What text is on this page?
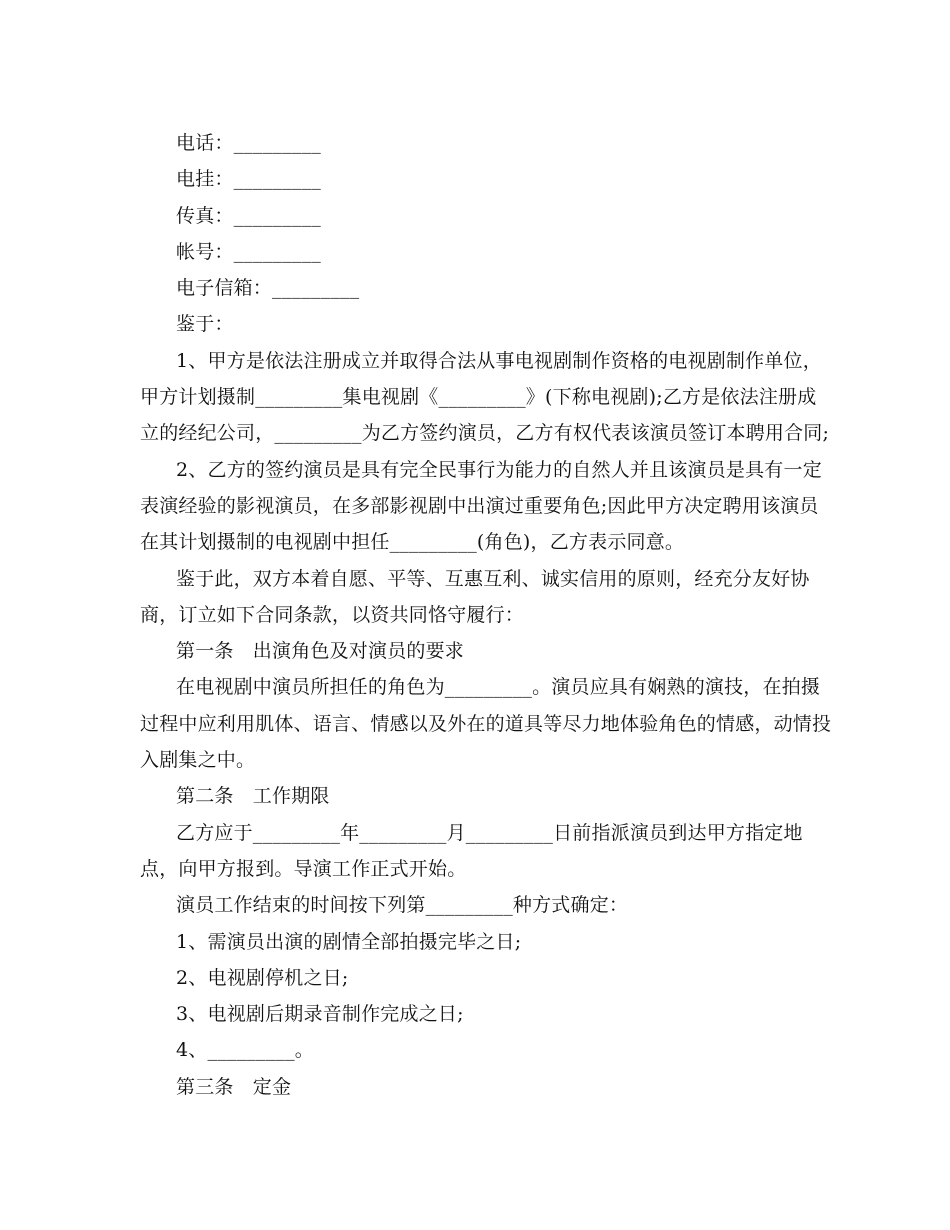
电话：_________
电挂：_________
传真：_________
帐号：_________
电子信箱：_________
鉴于：
1、甲方是依法注册成立并取得合法从事电视剧制作资格的电视剧制作单位，
甲方计划摄制_________集电视剧《_________》(下称电视剧);乙方是依法注册成
立的经纪公司，_________为乙方签约演员，乙方有权代表该演员签订本聘用合同;
2、乙方的签约演员是具有完全民事行为能力的自然人并且该演员是具有一定
表演经验的影视演员，在多部影视剧中出演过重要角色;因此甲方决定聘用该演员
在其计划摄制的电视剧中担任_________(角色)，乙方表示同意。
鉴于此，双方本着自愿、平等、互惠互利、诚实信用的原则，经充分友好协
商，订立如下合同条款，以资共同恪守履行：
第一条　出演角色及对演员的要求
在电视剧中演员所担任的角色为_________。演员应具有娴熟的演技，在拍摄
过程中应利用肌体、语言、情感以及外在的道具等尽力地体验角色的情感，动情投
入剧集之中。
第二条　工作期限
乙方应于_________年_________月_________日前指派演员到达甲方指定地
点，向甲方报到。导演工作正式开始。
演员工作结束的时间按下列第_________种方式确定：
1、需演员出演的剧情全部拍摄完毕之日;
2、电视剧停机之日;
3、电视剧后期录音制作完成之日;
4、_________。
第三条　定金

---

• _REQUIRED WORK_: Repeat the records word for word. Any picture in them should be left out.

• _WRITTEN SOLUTION_:
What text is on this page?
电话：_________
电挂：_________
传真：_________
帐号：_________
电子信箱：_________
鉴于：
1、甲方是依法注册成立并取得合法从事电视剧制作资格的电视剧制作单位，
甲方计划摄制_________集电视剧《_________》(下称电视剧);乙方是依法注册成
立的经纪公司，_________为乙方签约演员，乙方有权代表该演员签订本聘用合同;
2、乙方的签约演员是具有完全民事行为能力的自然人并且该演员是具有一定
表演经验的影视演员，在多部影视剧中出演过重要角色;因此甲方决定聘用该演员
在其计划摄制的电视剧中担任_________(角色)，乙方表示同意。
鉴于此，双方本着自愿、平等、互惠互利、诚实信用的原则，经充分友好协
商，订立如下合同条款，以资共同恪守履行：
第一条　出演角色及对演员的要求
在电视剧中演员所担任的角色为_________。演员应具有娴熟的演技，在拍摄
过程中应利用肌体、语言、情感以及外在的道具等尽力地体验角色的情感，动情投
入剧集之中。
第二条　工作期限
乙方应于_________年_________月_________日前指派演员到达甲方指定地
点，向甲方报到。导演工作正式开始。
演员工作结束的时间按下列第_________种方式确定：
1、需演员出演的剧情全部拍摄完毕之日;
2、电视剧停机之日;
3、电视剧后期录音制作完成之日;
4、_________。
第三条　定金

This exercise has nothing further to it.